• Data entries
++++
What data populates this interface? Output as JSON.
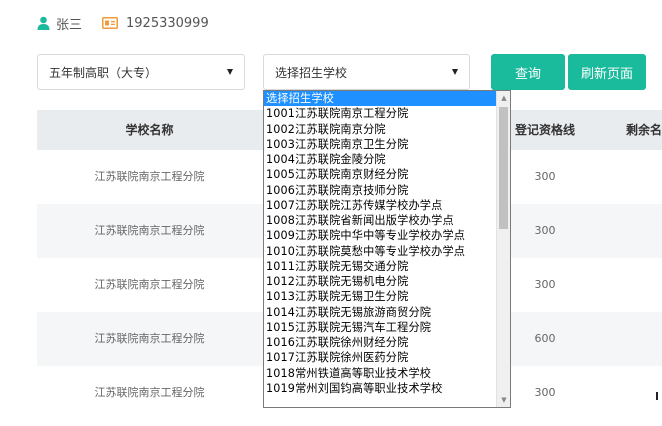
{
  "user": {
    "name": "张三",
    "id_number": "1925330999"
  },
  "controls": {
    "grade_select_value": "五年制高职（大专）",
    "school_select_value": "选择招生学校",
    "query_label": "查询",
    "refresh_label": "刷新页面"
  },
  "table": {
    "headers": {
      "school": "学校名称",
      "line": "登记资格线",
      "remain": "剩余名"
    },
    "rows": [
      {
        "school": "江苏联院南京工程分院",
        "line": "300"
      },
      {
        "school": "江苏联院南京工程分院",
        "line": "300"
      },
      {
        "school": "江苏联院南京工程分院",
        "line": "300"
      },
      {
        "school": "江苏联院南京工程分院",
        "line": "600"
      },
      {
        "school": "江苏联院南京工程分院",
        "line": "300"
      }
    ]
  },
  "dropdown": {
    "options": [
      "选择招生学校",
      "1001江苏联院南京工程分院",
      "1002江苏联院南京分院",
      "1003江苏联院南京卫生分院",
      "1004江苏联院金陵分院",
      "1005江苏联院南京财经分院",
      "1006江苏联院南京技师分院",
      "1007江苏联院江苏传媒学校办学点",
      "1008江苏联院省新闻出版学校办学点",
      "1009江苏联院中华中等专业学校办学点",
      "1010江苏联院莫愁中等专业学校办学点",
      "1011江苏联院无锡交通分院",
      "1012江苏联院无锡机电分院",
      "1013江苏联院无锡卫生分院",
      "1014江苏联院无锡旅游商贸分院",
      "1015江苏联院无锡汽车工程分院",
      "1016江苏联院徐州财经分院",
      "1017江苏联院徐州医药分院",
      "1018常州铁道高等职业技术学校",
      "1019常州刘国钧高等职业技术学校"
    ],
    "selected_index": 0
  },
  "colors": {
    "accent": "#1aba9c",
    "selected_option": "#1e90ff",
    "table_header": "#e9ecef"
  }
}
++++
• What you will do
Pictures are to be left out; all else in the entries above is to be quoted exactly.

• The output
What data populates this interface? Output as JSON.
{
  "user": {
    "name": "张三",
    "id_number": "1925330999"
  },
  "controls": {
    "grade_select_value": "五年制高职（大专）",
    "school_select_value": "选择招生学校",
    "query_label": "查询",
    "refresh_label": "刷新页面"
  },
  "table": {
    "headers": {
      "school": "学校名称",
      "line": "登记资格线",
      "remain": "剩余名"
    },
    "rows": [
      {
        "school": "江苏联院南京工程分院",
        "line": "300"
      },
      {
        "school": "江苏联院南京工程分院",
        "line": "300"
      },
      {
        "school": "江苏联院南京工程分院",
        "line": "300"
      },
      {
        "school": "江苏联院南京工程分院",
        "line": "600"
      },
      {
        "school": "江苏联院南京工程分院",
        "line": "300"
      }
    ]
  },
  "dropdown": {
    "options": [
      "选择招生学校",
      "1001江苏联院南京工程分院",
      "1002江苏联院南京分院",
      "1003江苏联院南京卫生分院",
      "1004江苏联院金陵分院",
      "1005江苏联院南京财经分院",
      "1006江苏联院南京技师分院",
      "1007江苏联院江苏传媒学校办学点",
      "1008江苏联院省新闻出版学校办学点",
      "1009江苏联院中华中等专业学校办学点",
      "1010江苏联院莫愁中等专业学校办学点",
      "1011江苏联院无锡交通分院",
      "1012江苏联院无锡机电分院",
      "1013江苏联院无锡卫生分院",
      "1014江苏联院无锡旅游商贸分院",
      "1015江苏联院无锡汽车工程分院",
      "1016江苏联院徐州财经分院",
      "1017江苏联院徐州医药分院",
      "1018常州铁道高等职业技术学校",
      "1019常州刘国钧高等职业技术学校"
    ],
    "selected_index": 0
  },
  "colors": {
    "accent": "#1aba9c",
    "selected_option": "#1e90ff",
    "table_header": "#e9ecef"
  }
}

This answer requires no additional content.